◆ **Stated task**: Would you return all of this data exactly, leaving nothing out?

Dataset entries
★ ★ ★ ★ ★
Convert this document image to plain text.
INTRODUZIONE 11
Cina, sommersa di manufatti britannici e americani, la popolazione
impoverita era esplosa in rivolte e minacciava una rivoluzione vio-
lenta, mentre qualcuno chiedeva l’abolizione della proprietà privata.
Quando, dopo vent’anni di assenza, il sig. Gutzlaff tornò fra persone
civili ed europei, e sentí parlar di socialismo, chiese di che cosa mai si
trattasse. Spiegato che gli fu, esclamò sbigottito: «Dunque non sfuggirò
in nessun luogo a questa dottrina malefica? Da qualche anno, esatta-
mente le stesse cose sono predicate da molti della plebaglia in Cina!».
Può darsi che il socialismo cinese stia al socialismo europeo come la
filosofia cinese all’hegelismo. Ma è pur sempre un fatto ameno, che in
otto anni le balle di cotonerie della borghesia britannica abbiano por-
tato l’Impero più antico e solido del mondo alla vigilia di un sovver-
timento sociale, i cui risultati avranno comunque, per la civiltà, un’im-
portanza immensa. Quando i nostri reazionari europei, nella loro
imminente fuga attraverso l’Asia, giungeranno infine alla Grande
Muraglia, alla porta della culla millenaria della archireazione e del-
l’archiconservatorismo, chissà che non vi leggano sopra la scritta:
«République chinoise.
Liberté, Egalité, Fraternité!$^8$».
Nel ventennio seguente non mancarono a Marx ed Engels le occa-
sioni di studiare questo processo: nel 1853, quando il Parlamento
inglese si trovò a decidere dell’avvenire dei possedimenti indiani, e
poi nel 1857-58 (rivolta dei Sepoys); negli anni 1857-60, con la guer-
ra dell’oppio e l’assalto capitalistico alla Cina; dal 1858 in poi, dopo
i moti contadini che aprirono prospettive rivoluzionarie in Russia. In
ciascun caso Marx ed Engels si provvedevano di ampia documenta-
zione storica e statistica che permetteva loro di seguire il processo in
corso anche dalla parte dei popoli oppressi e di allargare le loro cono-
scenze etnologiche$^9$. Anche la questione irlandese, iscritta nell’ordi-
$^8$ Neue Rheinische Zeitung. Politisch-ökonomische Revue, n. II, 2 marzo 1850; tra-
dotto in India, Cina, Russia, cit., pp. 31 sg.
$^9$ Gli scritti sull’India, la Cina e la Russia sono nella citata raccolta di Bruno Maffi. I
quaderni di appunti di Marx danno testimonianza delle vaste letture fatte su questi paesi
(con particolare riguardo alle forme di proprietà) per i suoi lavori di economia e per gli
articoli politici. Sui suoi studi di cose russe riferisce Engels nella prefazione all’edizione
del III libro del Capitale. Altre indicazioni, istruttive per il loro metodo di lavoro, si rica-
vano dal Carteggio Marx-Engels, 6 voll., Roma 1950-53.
★ ★ ★ ★ ★
◆ **Answer in full**:
Convert this document image to plain text.
INTRODUZIONE 11
Cina, sommersa di manufatti britannici e americani, la popolazione
impoverita era esplosa in rivolte e minacciava una rivoluzione vio-
lenta, mentre qualcuno chiedeva l’abolizione della proprietà privata.
Quando, dopo vent’anni di assenza, il sig. Gutzlaff tornò fra persone
civili ed europei, e sentí parlar di socialismo, chiese di che cosa mai si
trattasse. Spiegato che gli fu, esclamò sbigottito: «Dunque non sfuggirò
in nessun luogo a questa dottrina malefica? Da qualche anno, esatta-
mente le stesse cose sono predicate da molti della plebaglia in Cina!».
Può darsi che il socialismo cinese stia al socialismo europeo come la
filosofia cinese all’hegelismo. Ma è pur sempre un fatto ameno, che in
otto anni le balle di cotonerie della borghesia britannica abbiano por-
tato l’Impero più antico e solido del mondo alla vigilia di un sovver-
timento sociale, i cui risultati avranno comunque, per la civiltà, un’im-
portanza immensa. Quando i nostri reazionari europei, nella loro
imminente fuga attraverso l’Asia, giungeranno infine alla Grande
Muraglia, alla porta della culla millenaria della archireazione e del-
l’archiconservatorismo, chissà che non vi leggano sopra la scritta:
«République chinoise.
Liberté, Egalité, Fraternité!$^8$».
Nel ventennio seguente non mancarono a Marx ed Engels le occa-
sioni di studiare questo processo: nel 1853, quando il Parlamento
inglese si trovò a decidere dell’avvenire dei possedimenti indiani, e
poi nel 1857-58 (rivolta dei Sepoys); negli anni 1857-60, con la guer-
ra dell’oppio e l’assalto capitalistico alla Cina; dal 1858 in poi, dopo
i moti contadini che aprirono prospettive rivoluzionarie in Russia. In
ciascun caso Marx ed Engels si provvedevano di ampia documenta-
zione storica e statistica che permetteva loro di seguire il processo in
corso anche dalla parte dei popoli oppressi e di allargare le loro cono-
scenze etnologiche$^9$. Anche la questione irlandese, iscritta nell’ordi-
$^8$ Neue Rheinische Zeitung. Politisch-ökonomische Revue, n. II, 2 marzo 1850; tra-
dotto in India, Cina, Russia, cit., pp. 31 sg.
$^9$ Gli scritti sull’India, la Cina e la Russia sono nella citata raccolta di Bruno Maffi. I
quaderni di appunti di Marx danno testimonianza delle vaste letture fatte su questi paesi
(con particolare riguardo alle forme di proprietà) per i suoi lavori di economia e per gli
articoli politici. Sui suoi studi di cose russe riferisce Engels nella prefazione all’edizione
del III libro del Capitale. Altre indicazioni, istruttive per il loro metodo di lavoro, si rica-
vano dal Carteggio Marx-Engels, 6 voll., Roma 1950-53.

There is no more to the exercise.